-------- PROVIDED INFORMATION

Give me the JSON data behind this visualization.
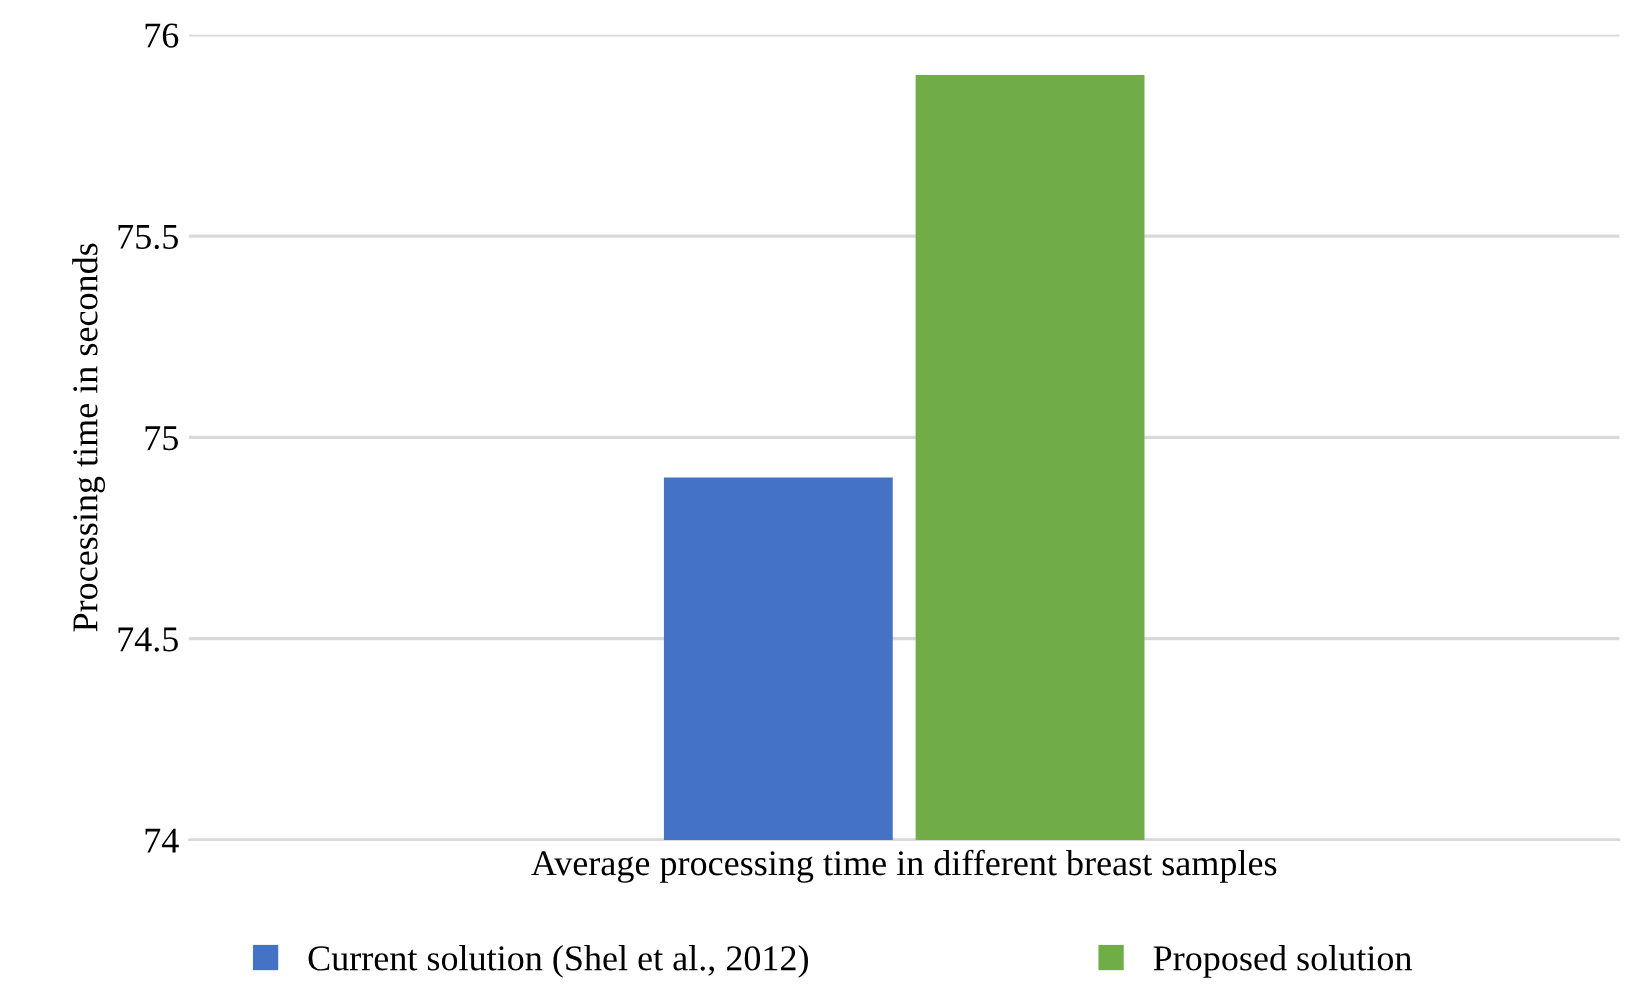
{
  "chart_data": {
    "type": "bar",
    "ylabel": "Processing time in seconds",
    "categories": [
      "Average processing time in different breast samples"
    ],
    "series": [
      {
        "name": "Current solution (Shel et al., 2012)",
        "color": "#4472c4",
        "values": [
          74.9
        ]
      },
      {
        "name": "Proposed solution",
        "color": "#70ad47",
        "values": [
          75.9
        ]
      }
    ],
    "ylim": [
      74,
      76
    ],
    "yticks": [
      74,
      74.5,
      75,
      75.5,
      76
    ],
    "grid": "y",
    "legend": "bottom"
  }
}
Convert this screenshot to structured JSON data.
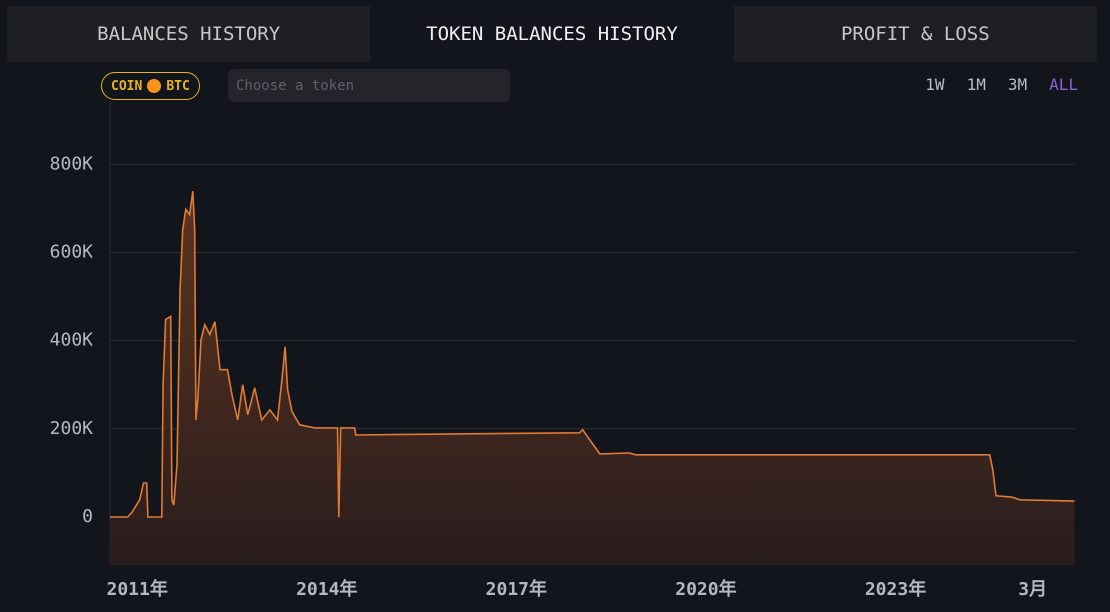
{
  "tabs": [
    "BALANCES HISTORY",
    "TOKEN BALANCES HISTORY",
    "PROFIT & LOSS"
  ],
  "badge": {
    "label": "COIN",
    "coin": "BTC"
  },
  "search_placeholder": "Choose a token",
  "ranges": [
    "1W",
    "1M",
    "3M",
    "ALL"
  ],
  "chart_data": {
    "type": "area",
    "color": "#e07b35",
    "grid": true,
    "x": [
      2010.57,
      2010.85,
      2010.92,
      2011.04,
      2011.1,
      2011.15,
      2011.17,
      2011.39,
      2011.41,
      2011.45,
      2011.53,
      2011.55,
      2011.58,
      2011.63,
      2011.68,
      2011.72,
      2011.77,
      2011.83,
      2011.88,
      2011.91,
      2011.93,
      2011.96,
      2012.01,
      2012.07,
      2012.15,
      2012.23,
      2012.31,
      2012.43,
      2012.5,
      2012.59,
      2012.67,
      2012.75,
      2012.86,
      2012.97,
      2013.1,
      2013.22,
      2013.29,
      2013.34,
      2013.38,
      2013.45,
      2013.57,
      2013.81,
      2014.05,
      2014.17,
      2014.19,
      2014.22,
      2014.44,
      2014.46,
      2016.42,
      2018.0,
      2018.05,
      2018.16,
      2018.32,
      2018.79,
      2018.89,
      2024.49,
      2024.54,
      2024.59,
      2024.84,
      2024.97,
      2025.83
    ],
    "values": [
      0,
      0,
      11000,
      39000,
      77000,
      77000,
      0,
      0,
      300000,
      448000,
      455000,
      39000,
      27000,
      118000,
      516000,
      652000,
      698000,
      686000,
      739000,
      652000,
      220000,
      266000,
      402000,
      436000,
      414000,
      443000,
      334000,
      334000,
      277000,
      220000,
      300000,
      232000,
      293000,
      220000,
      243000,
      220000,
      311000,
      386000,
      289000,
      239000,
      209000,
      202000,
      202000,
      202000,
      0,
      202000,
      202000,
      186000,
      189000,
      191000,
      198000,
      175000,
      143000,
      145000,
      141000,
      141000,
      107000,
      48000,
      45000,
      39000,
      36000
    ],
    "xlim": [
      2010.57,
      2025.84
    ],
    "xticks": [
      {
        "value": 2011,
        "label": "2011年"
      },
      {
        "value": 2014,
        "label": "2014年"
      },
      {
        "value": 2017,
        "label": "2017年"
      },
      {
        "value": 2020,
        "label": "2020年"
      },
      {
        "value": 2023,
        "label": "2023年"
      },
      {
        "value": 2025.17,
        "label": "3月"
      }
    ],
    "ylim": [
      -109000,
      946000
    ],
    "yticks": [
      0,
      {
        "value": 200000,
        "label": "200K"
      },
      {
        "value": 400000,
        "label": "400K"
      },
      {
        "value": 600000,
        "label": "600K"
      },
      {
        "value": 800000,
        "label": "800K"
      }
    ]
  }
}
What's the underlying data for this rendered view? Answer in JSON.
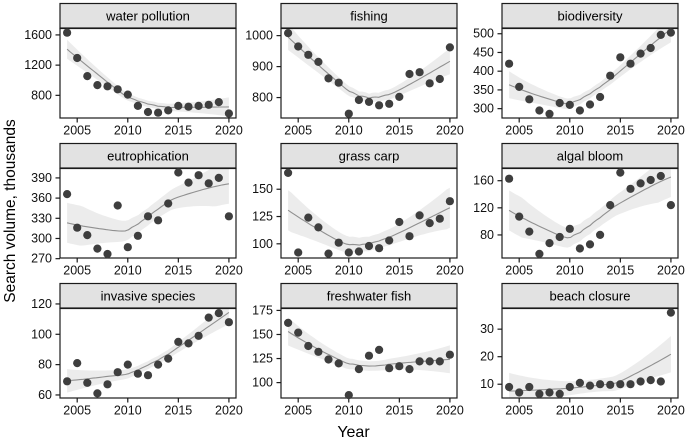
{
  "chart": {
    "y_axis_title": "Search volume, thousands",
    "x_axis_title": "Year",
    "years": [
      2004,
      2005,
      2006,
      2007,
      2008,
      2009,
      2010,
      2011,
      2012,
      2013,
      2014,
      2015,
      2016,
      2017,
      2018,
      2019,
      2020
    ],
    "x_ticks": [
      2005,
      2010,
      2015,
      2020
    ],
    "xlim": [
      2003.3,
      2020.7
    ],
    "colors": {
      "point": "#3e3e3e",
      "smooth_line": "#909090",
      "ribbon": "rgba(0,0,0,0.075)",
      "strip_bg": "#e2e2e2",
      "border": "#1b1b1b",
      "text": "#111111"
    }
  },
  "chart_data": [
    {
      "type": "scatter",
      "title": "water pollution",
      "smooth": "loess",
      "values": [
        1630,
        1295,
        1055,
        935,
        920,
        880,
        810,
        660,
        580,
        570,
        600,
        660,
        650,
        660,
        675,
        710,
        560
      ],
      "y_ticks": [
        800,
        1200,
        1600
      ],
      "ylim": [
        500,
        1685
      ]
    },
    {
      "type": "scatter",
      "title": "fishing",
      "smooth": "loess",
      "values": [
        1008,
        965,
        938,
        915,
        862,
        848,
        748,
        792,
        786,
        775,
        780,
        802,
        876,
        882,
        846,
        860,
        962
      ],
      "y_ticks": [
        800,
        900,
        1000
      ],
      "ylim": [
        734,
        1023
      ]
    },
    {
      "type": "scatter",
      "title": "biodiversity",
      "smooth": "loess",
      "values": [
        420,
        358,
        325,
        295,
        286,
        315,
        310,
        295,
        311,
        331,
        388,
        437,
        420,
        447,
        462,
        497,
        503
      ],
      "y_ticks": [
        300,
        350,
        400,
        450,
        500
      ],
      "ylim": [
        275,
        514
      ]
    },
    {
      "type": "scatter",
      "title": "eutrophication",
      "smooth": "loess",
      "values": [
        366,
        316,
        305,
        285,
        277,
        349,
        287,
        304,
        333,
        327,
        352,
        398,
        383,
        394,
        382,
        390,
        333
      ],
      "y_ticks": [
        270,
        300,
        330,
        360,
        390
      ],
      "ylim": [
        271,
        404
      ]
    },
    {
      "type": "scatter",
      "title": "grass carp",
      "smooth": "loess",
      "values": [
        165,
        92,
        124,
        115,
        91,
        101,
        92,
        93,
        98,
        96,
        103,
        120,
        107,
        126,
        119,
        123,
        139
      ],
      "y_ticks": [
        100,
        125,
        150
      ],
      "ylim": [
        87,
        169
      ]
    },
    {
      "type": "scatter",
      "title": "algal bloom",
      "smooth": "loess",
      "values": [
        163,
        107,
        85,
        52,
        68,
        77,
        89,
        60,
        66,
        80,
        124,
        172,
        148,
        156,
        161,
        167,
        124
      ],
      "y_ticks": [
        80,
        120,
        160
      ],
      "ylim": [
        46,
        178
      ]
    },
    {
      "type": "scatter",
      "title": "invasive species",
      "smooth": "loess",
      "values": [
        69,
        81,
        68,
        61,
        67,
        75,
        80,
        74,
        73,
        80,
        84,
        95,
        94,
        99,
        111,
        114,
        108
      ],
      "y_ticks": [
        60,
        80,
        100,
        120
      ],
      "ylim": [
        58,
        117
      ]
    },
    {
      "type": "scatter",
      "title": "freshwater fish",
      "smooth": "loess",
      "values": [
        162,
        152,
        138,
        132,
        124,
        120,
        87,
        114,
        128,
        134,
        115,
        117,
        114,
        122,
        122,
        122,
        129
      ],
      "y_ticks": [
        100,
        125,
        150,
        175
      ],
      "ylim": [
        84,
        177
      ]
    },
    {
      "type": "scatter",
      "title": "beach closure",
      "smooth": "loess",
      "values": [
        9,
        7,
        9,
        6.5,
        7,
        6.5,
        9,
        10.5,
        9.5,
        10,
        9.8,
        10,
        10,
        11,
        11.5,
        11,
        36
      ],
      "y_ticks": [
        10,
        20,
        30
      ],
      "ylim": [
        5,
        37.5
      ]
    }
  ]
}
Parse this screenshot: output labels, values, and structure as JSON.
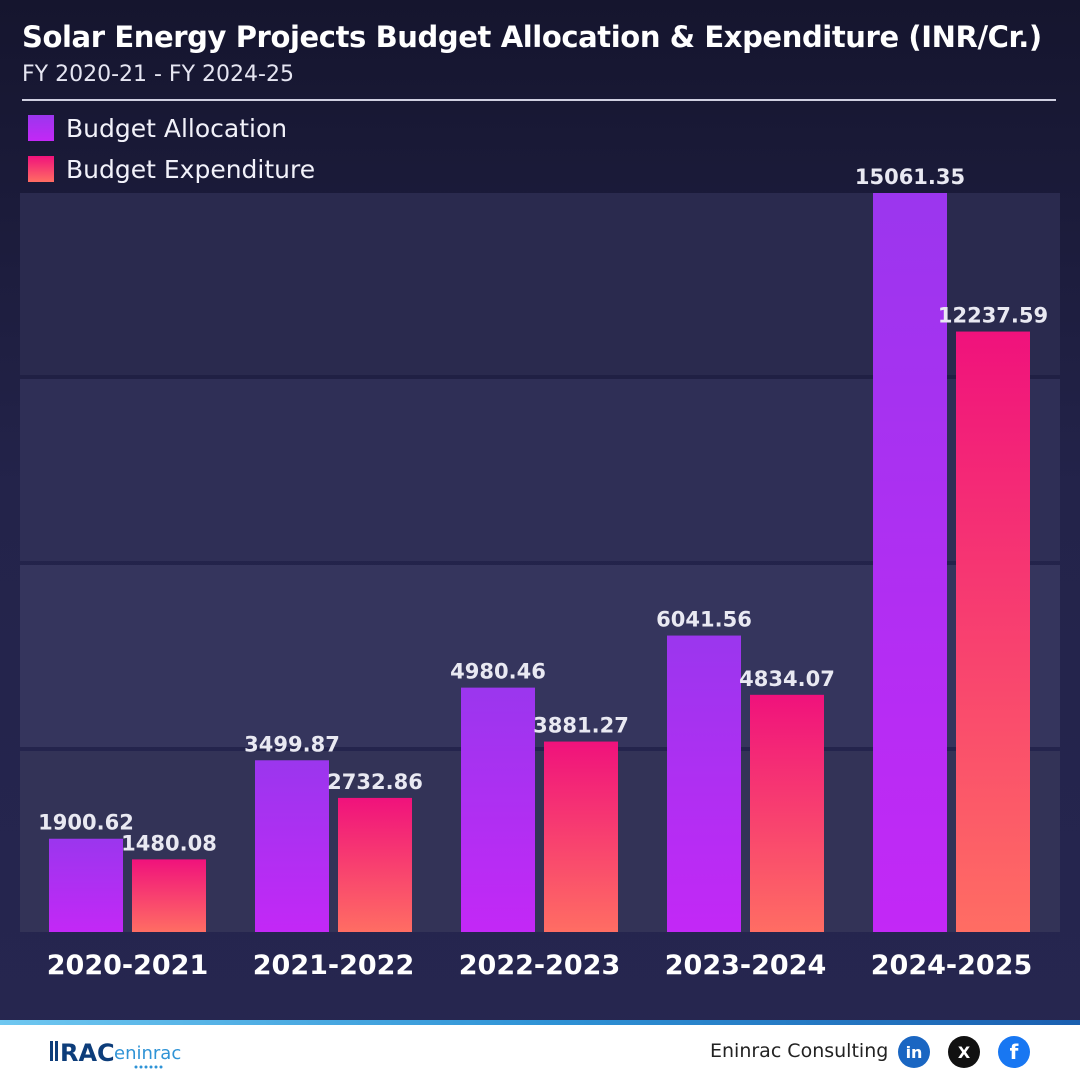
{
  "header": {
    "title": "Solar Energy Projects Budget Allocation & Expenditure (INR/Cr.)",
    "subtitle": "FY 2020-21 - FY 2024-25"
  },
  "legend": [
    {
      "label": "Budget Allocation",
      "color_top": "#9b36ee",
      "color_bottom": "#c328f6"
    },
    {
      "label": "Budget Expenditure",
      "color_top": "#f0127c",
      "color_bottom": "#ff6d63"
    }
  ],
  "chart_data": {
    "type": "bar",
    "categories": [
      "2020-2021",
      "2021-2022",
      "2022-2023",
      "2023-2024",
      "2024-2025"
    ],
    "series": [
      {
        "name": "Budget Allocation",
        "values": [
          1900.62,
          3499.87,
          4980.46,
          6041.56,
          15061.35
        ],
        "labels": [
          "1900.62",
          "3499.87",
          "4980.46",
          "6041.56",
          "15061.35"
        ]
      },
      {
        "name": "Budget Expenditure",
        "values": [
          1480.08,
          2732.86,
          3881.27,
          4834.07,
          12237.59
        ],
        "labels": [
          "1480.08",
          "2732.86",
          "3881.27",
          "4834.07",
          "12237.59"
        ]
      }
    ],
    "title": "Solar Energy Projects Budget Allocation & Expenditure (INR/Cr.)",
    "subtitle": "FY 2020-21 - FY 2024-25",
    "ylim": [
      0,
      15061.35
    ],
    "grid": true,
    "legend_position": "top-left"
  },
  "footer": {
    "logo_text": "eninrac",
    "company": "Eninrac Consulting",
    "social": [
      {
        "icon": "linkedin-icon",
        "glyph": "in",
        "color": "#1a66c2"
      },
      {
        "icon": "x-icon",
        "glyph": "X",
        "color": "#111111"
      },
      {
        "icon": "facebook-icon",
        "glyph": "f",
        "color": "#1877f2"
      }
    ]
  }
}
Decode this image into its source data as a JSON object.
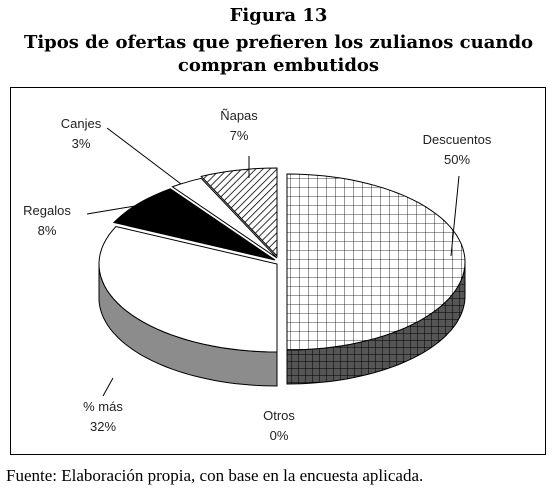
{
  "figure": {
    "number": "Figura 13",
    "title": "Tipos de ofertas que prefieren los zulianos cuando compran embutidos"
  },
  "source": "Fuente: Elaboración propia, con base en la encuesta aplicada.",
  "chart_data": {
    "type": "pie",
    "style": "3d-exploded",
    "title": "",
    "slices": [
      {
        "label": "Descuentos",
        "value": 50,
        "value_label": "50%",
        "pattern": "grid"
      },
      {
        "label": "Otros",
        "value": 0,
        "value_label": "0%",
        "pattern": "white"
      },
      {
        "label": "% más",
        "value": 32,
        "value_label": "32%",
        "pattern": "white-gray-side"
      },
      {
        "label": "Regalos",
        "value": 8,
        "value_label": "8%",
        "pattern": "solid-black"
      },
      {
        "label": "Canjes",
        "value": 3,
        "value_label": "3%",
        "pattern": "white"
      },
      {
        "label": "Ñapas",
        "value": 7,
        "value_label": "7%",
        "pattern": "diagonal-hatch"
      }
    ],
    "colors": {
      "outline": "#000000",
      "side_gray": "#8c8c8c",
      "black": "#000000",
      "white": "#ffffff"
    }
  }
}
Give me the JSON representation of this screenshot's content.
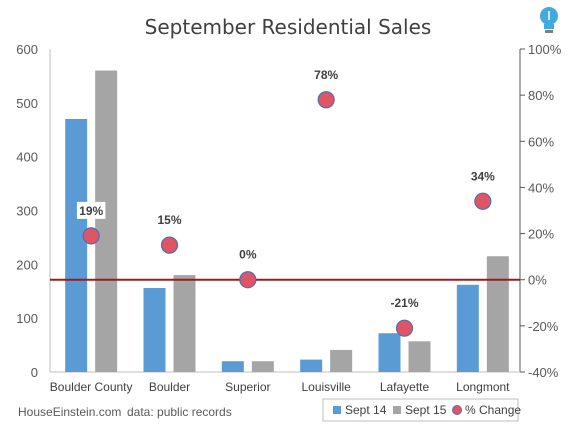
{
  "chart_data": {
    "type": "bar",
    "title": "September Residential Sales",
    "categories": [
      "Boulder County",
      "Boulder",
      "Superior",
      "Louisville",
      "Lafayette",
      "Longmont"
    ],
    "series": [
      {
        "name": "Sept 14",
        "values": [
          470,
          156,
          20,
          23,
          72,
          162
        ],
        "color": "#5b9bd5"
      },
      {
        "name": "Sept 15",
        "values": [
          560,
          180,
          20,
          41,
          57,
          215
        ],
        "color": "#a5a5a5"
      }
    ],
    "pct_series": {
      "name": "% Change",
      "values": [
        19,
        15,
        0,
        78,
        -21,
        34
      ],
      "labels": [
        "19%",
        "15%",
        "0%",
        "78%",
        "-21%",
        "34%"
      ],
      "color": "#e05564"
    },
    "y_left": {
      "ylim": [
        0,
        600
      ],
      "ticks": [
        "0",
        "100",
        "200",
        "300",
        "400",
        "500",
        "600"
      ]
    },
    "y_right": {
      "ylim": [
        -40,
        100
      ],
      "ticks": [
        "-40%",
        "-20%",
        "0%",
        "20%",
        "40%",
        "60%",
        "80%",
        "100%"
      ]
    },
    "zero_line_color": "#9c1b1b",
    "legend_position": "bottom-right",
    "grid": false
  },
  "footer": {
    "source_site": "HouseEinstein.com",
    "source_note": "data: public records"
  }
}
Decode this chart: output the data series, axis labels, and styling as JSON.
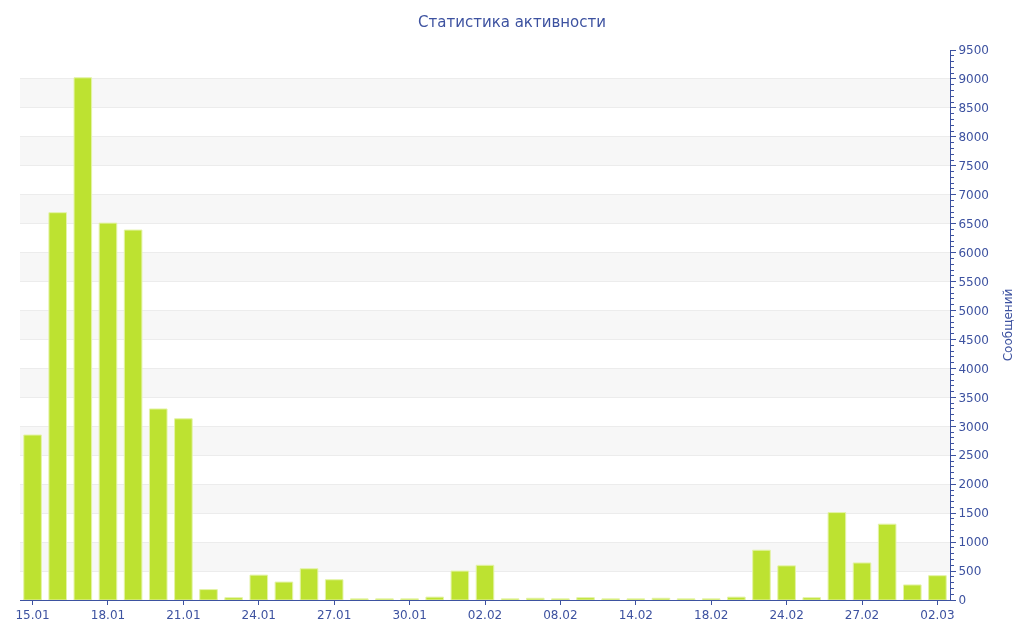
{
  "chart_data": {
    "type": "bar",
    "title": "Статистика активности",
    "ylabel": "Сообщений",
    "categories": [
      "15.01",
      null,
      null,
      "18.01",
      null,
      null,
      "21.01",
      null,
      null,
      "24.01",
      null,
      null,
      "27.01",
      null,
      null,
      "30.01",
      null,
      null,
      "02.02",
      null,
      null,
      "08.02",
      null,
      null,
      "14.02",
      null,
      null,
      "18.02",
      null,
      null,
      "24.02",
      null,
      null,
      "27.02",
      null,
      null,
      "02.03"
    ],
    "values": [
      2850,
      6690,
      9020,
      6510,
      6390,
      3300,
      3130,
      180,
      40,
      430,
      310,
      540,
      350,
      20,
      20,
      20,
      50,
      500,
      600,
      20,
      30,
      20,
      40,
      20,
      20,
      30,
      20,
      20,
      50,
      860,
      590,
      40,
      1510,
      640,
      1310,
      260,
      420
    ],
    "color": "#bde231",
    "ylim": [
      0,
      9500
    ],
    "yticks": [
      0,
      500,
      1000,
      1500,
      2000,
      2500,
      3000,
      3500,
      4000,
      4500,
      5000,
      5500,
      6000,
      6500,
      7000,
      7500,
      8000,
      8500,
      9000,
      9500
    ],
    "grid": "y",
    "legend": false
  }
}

----------------

- **THE EXERCISE**: Find the lines that include the string "name", then copy each of them.

- **WORKED ANSWER**:
        "name": "Current solution (Shel et al., 2012)",
        "name": "Proposed solution",
        "name": "Budget Allocation",
        "name": "Budget Expenditure",
        "name": "Sept 14",
        "name": "Sept 15",
      "name": "% Change",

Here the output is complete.